Filter the data for lines with the word "care", then copy every line so identified.
-- BEGIN Material to process --
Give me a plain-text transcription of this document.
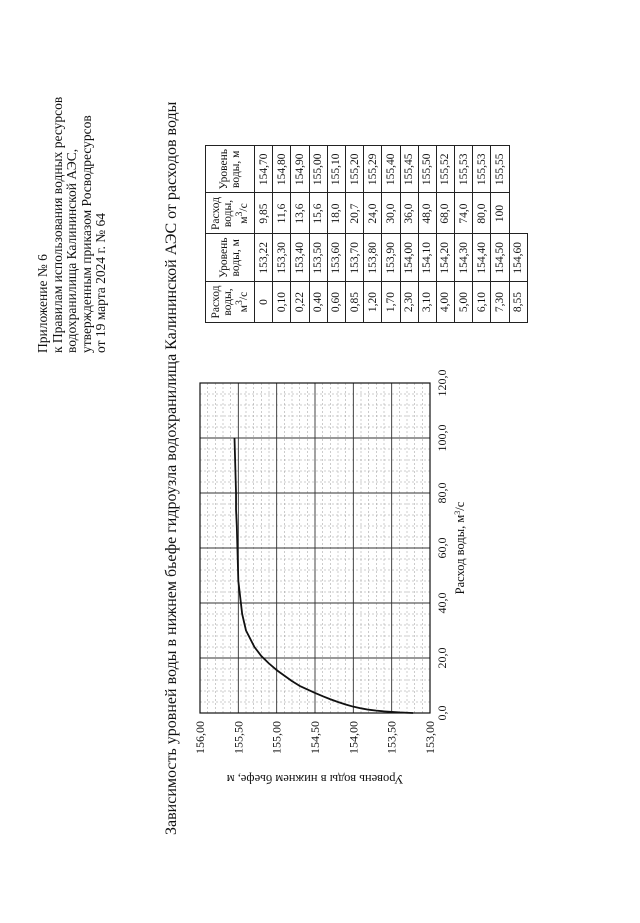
Приложение № 6 к Правилам использования водных ресурсов водохранилища Калининской АЭС, утвержденным приказом Росводресурсов от 19 марта 2024 г. № 64	Зависимость уровней воды в нижнем бьефе гидроузла водохранилища Калининской АЭС от расходов воды	0,0
20,0
40,0
60,0
80,0
100,0
120,0
153,00
153,50
154,00
154,50
155,00
155,50
156,00
Расход воды, $м^3/с$
Уровень воды в нижнем бьефе, м
Расход
воды, $м^3/с$	Уровень
воды, м	Расход
воды, $м^3/с$	Уровень
воды, м
0	153,22	9,85	154,70
0,10	153,30	11,6	154,80
0,22	153,40	13,6	154,90
0,40	153,50	15,6	155,00
0,60	153,60	18,0	155,10
0,85	153,70	20,7	155,20
1,20	153,80	24,0	155,29
1,70	153,90	30,0	155,40
2,30	154,00	36,0	155,45
3,10	154,10	48,0	155,50
4,00	154,20	68,0	155,52
5,00	154,30	74,0	155,53
6,10	154,40	80,0	155,53
7,30	154,50	100	155,55
8,55	154,60		
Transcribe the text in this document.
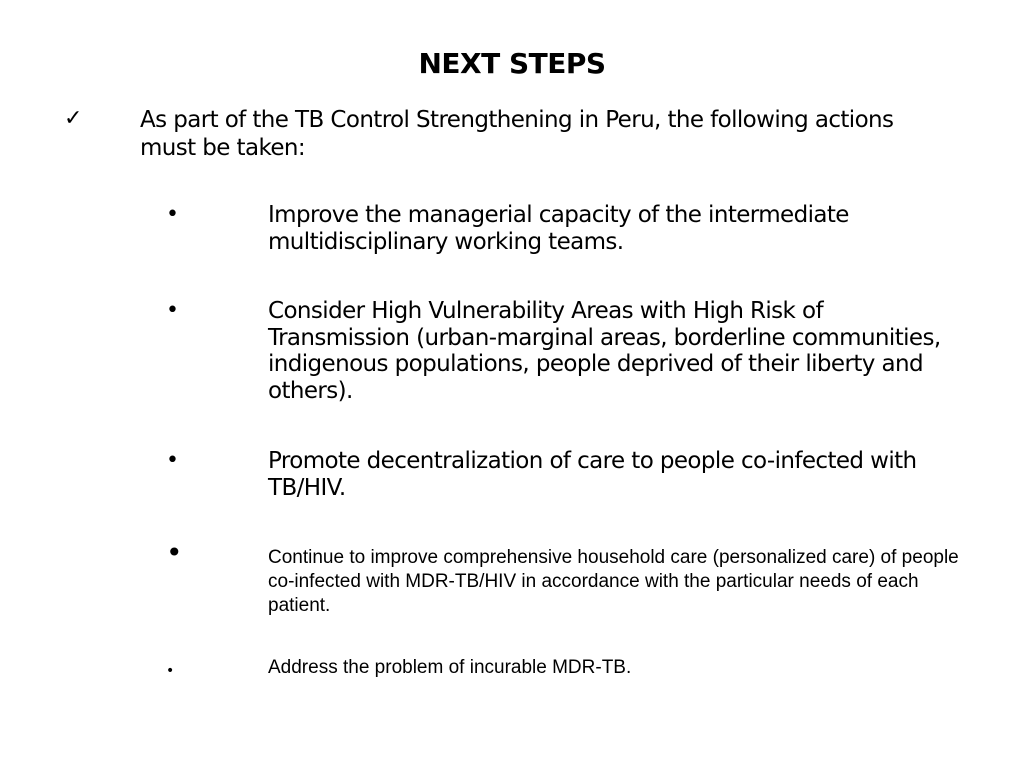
NEXT STEPS
✓	As part of the TB Control Strengthening in Peru, the following actions must be taken:
•	Improve the managerial capacity of the intermediate multidisciplinary working teams.
•	Consider High Vulnerability Areas with High Risk of Transmission (urban-marginal areas, borderline communities, indigenous populations, people deprived of their liberty and others).
•	Promote decentralization of care to people co-infected with TB/HIV.
•	Continue to improve comprehensive household care (personalized care) of people co-infected with MDR-TB/HIV in accordance with the particular needs of each patient.
•	Address the problem of incurable MDR-TB.
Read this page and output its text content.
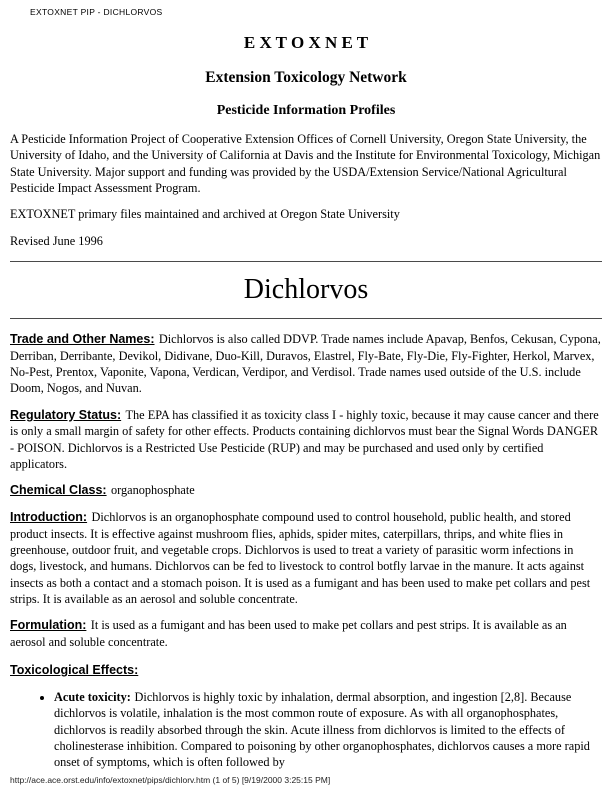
EXTOXNET PIP - DICHLORVOS
E X T O X N E T
Extension Toxicology Network
Pesticide Information Profiles

A Pesticide Information Project of Cooperative Extension Offices of Cornell University, Oregon State University, the University of Idaho, and the University of California at Davis and the Institute for Environmental Toxicology, Michigan State University. Major support and funding was provided by the USDA/Extension Service/National Agricultural Pesticide Impact Assessment Program.

EXTOXNET primary files maintained and archived at Oregon State University

Revised June 1996

Dichlorvos

Trade and Other Names: Dichlorvos is also called DDVP. Trade names include Apavap, Benfos, Cekusan, Cypona, Derriban, Derribante, Devikol, Didivane, Duo-Kill, Duravos, Elastrel, Fly-Bate, Fly-Die, Fly-Fighter, Herkol, Marvex, No-Pest, Prentox, Vaponite, Vapona, Verdican, Verdipor, and Verdisol. Trade names used outside of the U.S. include Doom, Nogos, and Nuvan.

Regulatory Status: The EPA has classified it as toxicity class I - highly toxic, because it may cause cancer and there is only a small margin of safety for other effects. Products containing dichlorvos must bear the Signal Words DANGER - POISON. Dichlorvos is a Restricted Use Pesticide (RUP) and may be purchased and used only by certified applicators.

Chemical Class: organophosphate

Introduction: Dichlorvos is an organophosphate compound used to control household, public health, and stored product insects. It is effective against mushroom flies, aphids, spider mites, caterpillars, thrips, and white flies in greenhouse, outdoor fruit, and vegetable crops. Dichlorvos is used to treat a variety of parasitic worm infections in dogs, livestock, and humans. Dichlorvos can be fed to livestock to control botfly larvae in the manure. It acts against insects as both a contact and a stomach poison. It is used as a fumigant and has been used to make pet collars and pest strips. It is available as an aerosol and soluble concentrate.

Formulation: It is used as a fumigant and has been used to make pet collars and pest strips. It is available as an aerosol and soluble concentrate.

Toxicological Effects:

• Acute toxicity: Dichlorvos is highly toxic by inhalation, dermal absorption, and ingestion [2,8]. Because dichlorvos is volatile, inhalation is the most common route of exposure. As with all organophosphates, dichlorvos is readily absorbed through the skin. Acute illness from dichlorvos is limited to the effects of cholinesterase inhibition. Compared to poisoning by other organophosphates, dichlorvos causes a more rapid onset of symptoms, which is often followed by
http://ace.ace.orst.edu/info/extoxnet/pips/dichlorv.htm (1 of 5) [9/19/2000 3:25:15 PM]
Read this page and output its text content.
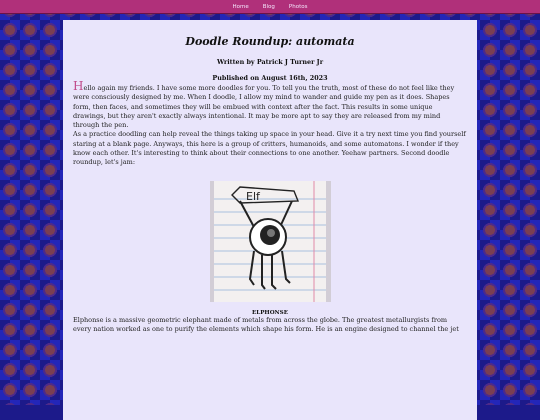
Home	Blog	Photos
Doodle Roundup: automata
Written by Patrick J Turner Jr
Published on August 16th, 2023

Hello again my friends. I have some more doodles for you. To tell you the truth, most of these do not feel like they were consciously designed by me. When I doodle, I allow my mind to wander and guide my pen as it does. Shapes form, then faces, and sometimes they will be embued with context after the fact. This results in some unique drawings, but they aren't exactly always intentional. It may be more apt to say they are released from my mind through the pen.

As a practice doodling can help reveal the things taking up space in your head. Give it a try next time you find yourself staring at a blank page. Anyways, this here is a group of critters, humanoids, and some automatons. I wonder if they know each other. It's interesting to think about their connections to one another. Yeehaw partners. Second doodle roundup, let's jam:

Elf
ELPHONSE

Elphonse is a massive geometric elephant made of metals from across the globe. The greatest metallurgists from every nation worked as one to purify the elements which shape his form. He is an engine designed to channel the jet
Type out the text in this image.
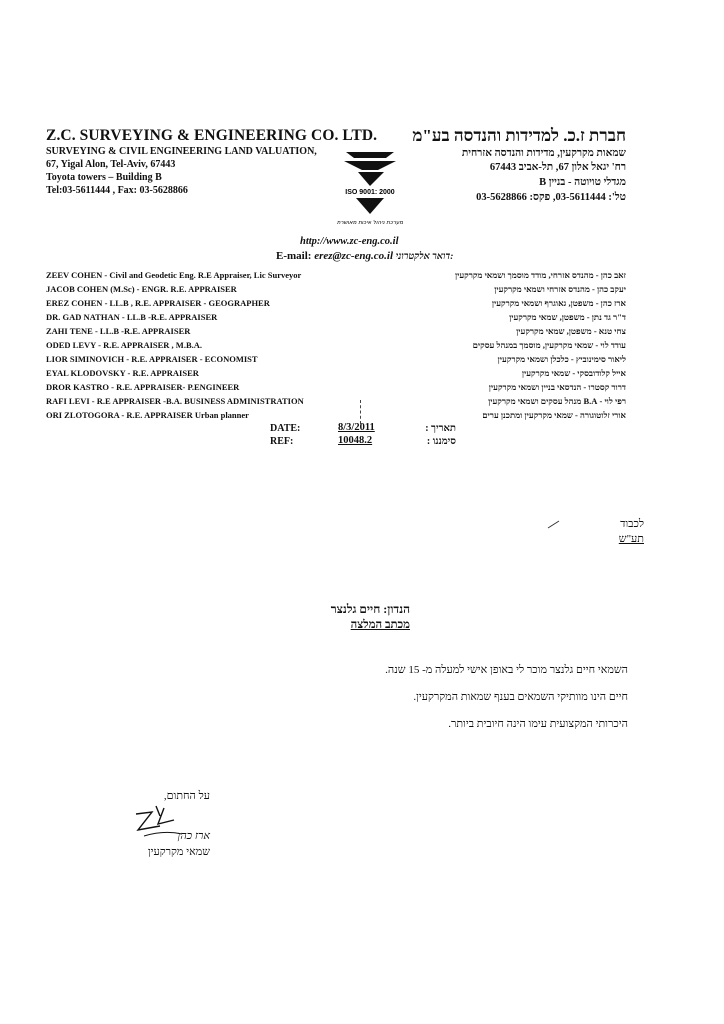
Z.C. SURVEYING & ENGINEERING CO. LTD.
SURVEYING & CIVIL ENGINEERING LAND VALUATION,
67, Yigal Alon, Tel-Aviv, 67443
Toyota towers – Building B
Tel:03-5611444 , Fax: 03-5628866
חברת ז.כ. למדידות והנדסה בע"מ
שמאות מקרקעין, מדידות והנדסה אזרחית
רח' יגאל אלון 67, תל-אביב 67443
מגדלי טויוטה - בניין B
טל': 03-5611444, פקס: 03-5628866
ISO 9001: 2000
מערכת ניהול איכות מאושרת
http://www.zc-eng.co.il
E-mail: erez@zc-eng.co.il :דואר אלקטרוני
ZEEV COHEN - Civil and Geodetic Eng. R.E Appraiser, Lic Surveyor
JACOB COHEN (M.Sc) - ENGR. R.E. APPRAISER
EREZ COHEN - LL.B , R.E. APPRAISER - GEOGRAPHER
DR. GAD NATHAN - LL.B -R.E. APPRAISER
ZAHI TENE - LL.B -R.E. APPRAISER
ODED LEVY - R.E. APPRAISER , M.B.A.
LIOR SIMINOVICH - R.E. APPRAISER - ECONOMIST
EYAL KLODOVSKY - R.E. APPRAISER
DROR KASTRO - R.E. APPRAISER- P.ENGINEER
RAFI LEVI - R.E APPRAISER -B.A. BUSINESS ADMINISTRATION
ORI ZLOTOGORA - R.E. APPRAISER Urban planner
זאב כהן - מהנדס אזרחי, מודד מוסמך ושמאי מקרקעין
יעקב כהן - מהנדס אזרחי ושמאי מקרקעין
ארז כהן - משפטן, גאוגרף ושמאי מקרקעין
ד"ר גד נתן - משפטן, שמאי מקרקעין
צחי טנא - משפטן, שמאי מקרקעין
עודד לוי - שמאי מקרקעין, מוסמך במנהל עסקים
ליאור סימינוביץ - כלכלן ושמאי מקרקעין
אייל קלודובסקי - שמאי מקרקעין
דרור קסטרו - הנדסאי בניין ושמאי מקרקעין
רפי לוי - B.A מנהל עסקים ושמאי מקרקעין
אורי זלוטוגורה - שמאי מקרקעין ומתכנן ערים
DATE:	8/3/2011	תאריך :
REF:	10048.2	סימננו :
לכבוד
תע"ש
הנדון: חיים גלנצר
מכתב המלצה
השמאי חיים גלנצר מוכר לי באופן אישי למעלה מ- 15 שנה.
חיים הינו מוותיקי השמאים בענף שמאות המקרקעין.
היכרותי המקצועית עימו הינה חיובית ביותר.
על החתום,
ארז כהן
שמאי מקרקעין
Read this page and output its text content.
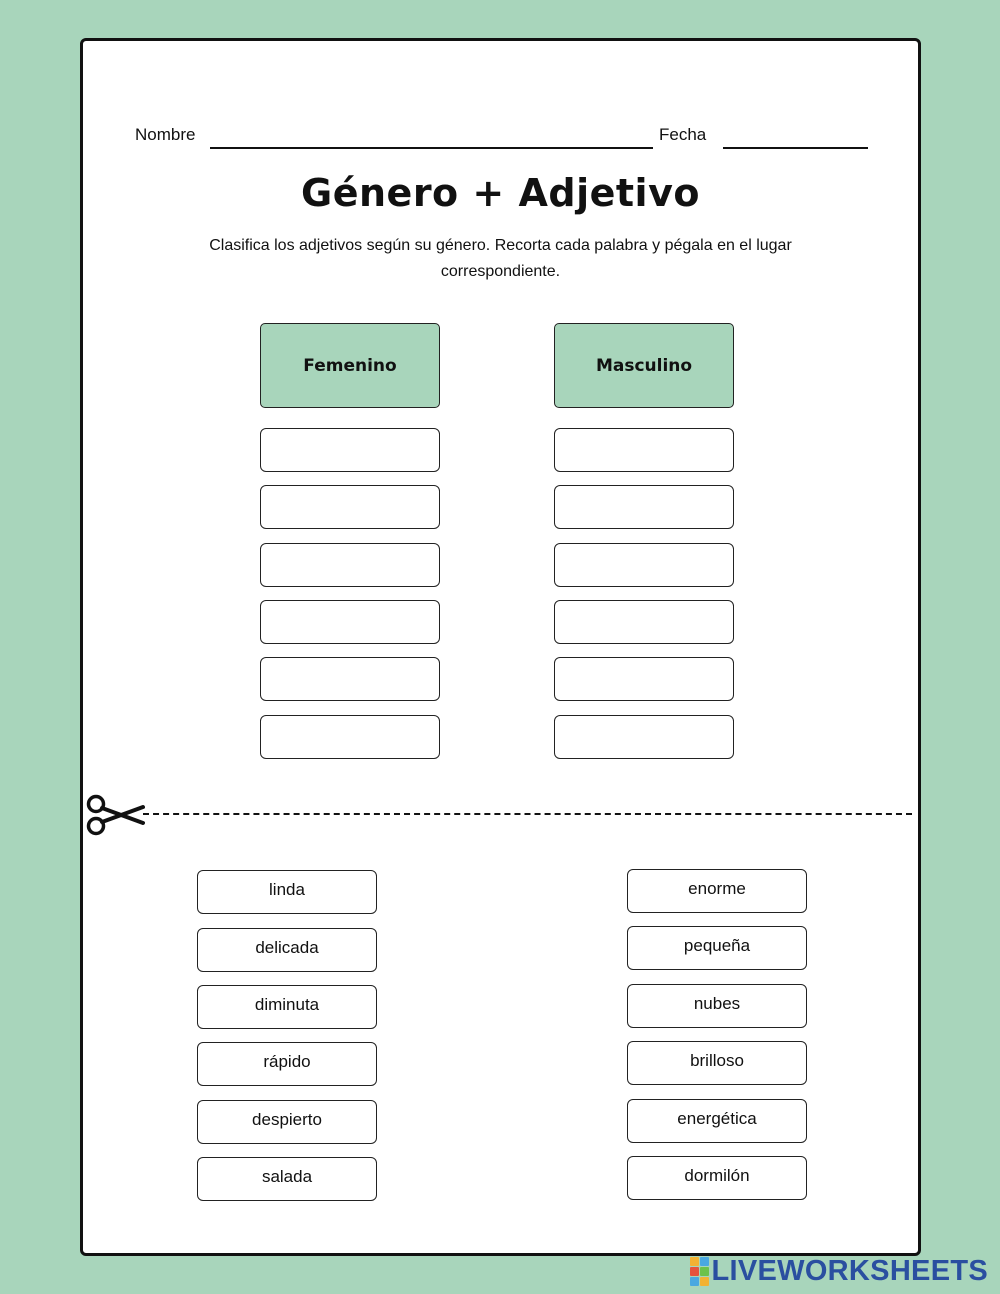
Nombre	Fecha
Género + Adjetivo
Clasifica los adjetivos según su género. Recorta cada palabra y pégala en el lugar correspondiente.
Femenino	Masculino
linda
delicada
diminuta
rápido
despierto
salada
enorme
pequeña
nubes
brilloso
energética
dormilón
LIVEWORKSHEETS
-- END Material to process --
=== Task answer ===
•	Promote decentralization of care to people co-infected with TB/HIV.
•	Continue to improve comprehensive household care (personalized care) of people co-infected with MDR-TB/HIV in accordance with the particular needs of each patient.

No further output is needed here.